Stated goal:
Copy out each line in the material below that has the word "trên".
─── Provided records
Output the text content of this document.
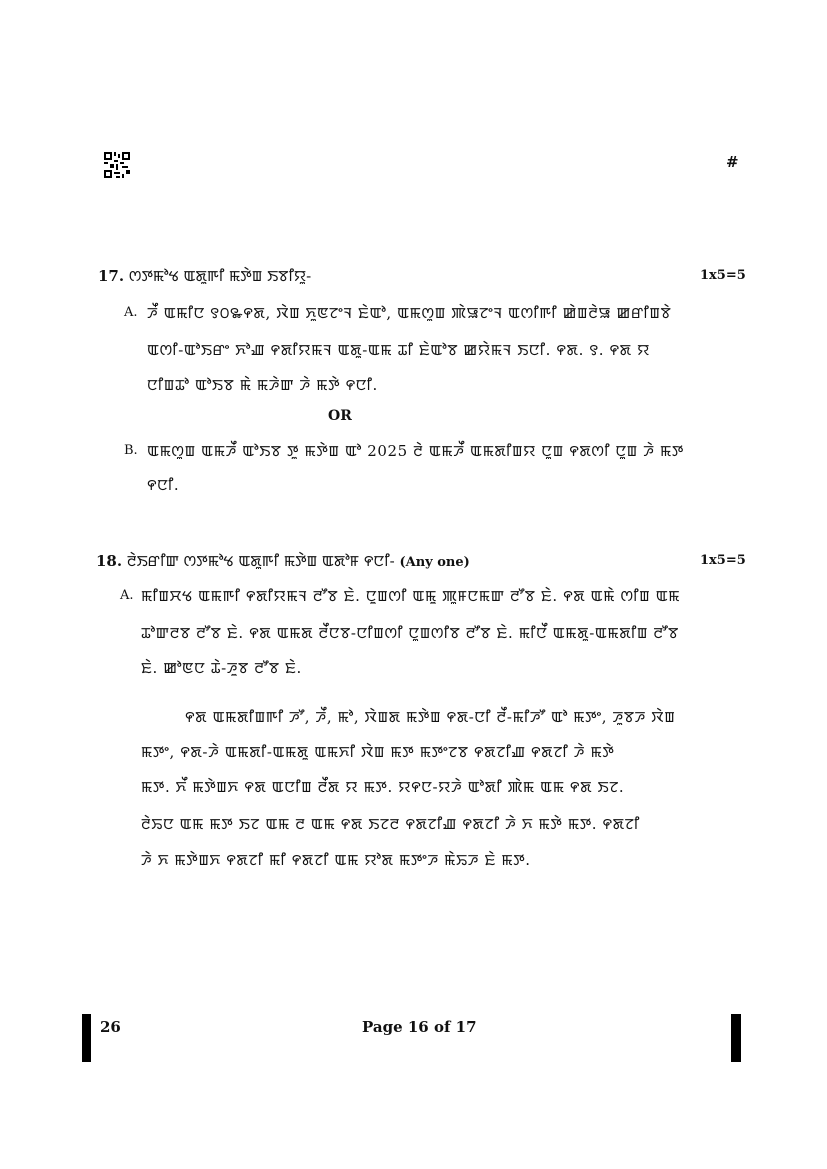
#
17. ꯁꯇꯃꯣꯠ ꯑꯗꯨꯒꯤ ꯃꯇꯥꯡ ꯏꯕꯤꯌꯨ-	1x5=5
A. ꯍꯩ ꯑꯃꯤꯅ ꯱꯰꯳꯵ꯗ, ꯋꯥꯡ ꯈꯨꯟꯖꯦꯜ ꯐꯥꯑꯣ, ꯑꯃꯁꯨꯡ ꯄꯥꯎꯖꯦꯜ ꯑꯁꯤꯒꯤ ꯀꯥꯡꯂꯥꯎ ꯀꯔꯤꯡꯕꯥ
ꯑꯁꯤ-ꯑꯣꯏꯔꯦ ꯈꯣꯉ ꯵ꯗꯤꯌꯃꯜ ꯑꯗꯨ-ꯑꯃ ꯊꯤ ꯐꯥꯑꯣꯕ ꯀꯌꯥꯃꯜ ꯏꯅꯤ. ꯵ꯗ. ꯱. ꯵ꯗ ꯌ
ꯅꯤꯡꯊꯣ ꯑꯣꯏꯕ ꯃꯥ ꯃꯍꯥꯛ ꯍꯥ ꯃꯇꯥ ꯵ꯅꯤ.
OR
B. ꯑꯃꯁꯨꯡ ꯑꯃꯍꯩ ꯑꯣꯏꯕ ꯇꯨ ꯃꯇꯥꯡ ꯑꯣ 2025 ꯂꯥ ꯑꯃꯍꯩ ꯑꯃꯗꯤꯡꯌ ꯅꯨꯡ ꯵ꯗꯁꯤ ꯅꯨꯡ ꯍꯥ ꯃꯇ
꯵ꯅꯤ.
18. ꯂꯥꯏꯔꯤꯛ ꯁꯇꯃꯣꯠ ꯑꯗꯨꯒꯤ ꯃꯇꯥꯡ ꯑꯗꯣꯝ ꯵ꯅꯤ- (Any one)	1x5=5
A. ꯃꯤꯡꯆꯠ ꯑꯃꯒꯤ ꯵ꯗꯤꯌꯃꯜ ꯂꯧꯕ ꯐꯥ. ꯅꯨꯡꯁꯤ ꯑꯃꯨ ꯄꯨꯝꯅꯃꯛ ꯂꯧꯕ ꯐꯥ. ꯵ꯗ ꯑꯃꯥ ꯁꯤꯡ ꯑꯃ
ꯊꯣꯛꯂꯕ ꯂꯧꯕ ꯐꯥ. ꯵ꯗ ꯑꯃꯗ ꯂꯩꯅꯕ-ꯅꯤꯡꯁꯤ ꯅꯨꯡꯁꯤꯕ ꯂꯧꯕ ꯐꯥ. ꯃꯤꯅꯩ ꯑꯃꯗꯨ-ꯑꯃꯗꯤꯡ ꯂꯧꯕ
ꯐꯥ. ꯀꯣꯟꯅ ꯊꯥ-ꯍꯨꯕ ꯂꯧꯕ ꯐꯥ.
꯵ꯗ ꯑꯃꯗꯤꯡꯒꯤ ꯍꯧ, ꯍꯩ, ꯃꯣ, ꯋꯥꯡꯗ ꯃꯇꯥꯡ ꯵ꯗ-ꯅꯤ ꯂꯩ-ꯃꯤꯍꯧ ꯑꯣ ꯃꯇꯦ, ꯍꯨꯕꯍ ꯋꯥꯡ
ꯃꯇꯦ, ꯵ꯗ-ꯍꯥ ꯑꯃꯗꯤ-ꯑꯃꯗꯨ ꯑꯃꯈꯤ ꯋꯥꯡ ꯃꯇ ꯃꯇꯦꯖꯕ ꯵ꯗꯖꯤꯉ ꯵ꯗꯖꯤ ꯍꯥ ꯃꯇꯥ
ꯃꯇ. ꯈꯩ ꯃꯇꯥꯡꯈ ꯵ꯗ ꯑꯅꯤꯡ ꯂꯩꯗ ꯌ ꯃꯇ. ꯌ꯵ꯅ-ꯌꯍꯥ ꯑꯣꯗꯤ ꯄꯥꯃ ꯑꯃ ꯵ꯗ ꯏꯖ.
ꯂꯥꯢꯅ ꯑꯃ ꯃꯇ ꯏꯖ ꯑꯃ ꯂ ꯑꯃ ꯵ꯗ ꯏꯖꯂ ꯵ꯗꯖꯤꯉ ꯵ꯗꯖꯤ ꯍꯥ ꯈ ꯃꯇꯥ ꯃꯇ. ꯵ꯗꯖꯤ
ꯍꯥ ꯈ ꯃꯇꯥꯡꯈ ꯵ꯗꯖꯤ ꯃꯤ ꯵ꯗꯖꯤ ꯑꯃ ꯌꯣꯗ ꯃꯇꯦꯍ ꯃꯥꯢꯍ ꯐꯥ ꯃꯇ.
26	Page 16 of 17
──────
─── Provided records
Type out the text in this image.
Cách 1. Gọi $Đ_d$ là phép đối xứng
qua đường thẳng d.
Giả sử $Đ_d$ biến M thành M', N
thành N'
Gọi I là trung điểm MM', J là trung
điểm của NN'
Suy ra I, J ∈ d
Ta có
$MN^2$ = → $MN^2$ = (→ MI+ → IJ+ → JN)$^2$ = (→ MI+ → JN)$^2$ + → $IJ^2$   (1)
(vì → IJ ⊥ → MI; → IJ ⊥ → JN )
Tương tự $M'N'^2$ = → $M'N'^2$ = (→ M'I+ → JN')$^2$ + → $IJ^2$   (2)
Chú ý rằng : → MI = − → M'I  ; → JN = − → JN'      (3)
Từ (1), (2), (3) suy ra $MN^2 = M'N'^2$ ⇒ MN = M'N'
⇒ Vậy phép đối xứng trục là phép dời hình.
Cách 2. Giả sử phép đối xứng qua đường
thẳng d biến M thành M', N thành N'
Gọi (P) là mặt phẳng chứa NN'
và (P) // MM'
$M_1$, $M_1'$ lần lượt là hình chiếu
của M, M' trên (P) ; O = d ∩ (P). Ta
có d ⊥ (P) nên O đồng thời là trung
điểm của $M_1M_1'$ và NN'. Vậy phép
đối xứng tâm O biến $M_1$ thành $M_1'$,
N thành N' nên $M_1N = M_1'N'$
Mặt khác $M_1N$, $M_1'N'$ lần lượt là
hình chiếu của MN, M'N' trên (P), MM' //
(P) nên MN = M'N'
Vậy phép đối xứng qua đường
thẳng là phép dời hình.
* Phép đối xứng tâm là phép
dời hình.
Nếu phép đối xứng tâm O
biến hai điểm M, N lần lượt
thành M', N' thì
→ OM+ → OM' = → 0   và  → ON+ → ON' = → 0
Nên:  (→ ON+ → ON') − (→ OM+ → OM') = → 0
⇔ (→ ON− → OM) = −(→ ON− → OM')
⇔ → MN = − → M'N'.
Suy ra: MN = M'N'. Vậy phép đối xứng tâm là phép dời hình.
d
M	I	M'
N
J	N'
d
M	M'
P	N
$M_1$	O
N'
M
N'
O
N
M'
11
──────
Exercise response:
của M, M' trên (P) ; O = d ∩ (P). Ta
hình chiếu của MN, M'N' trên (P), MM' //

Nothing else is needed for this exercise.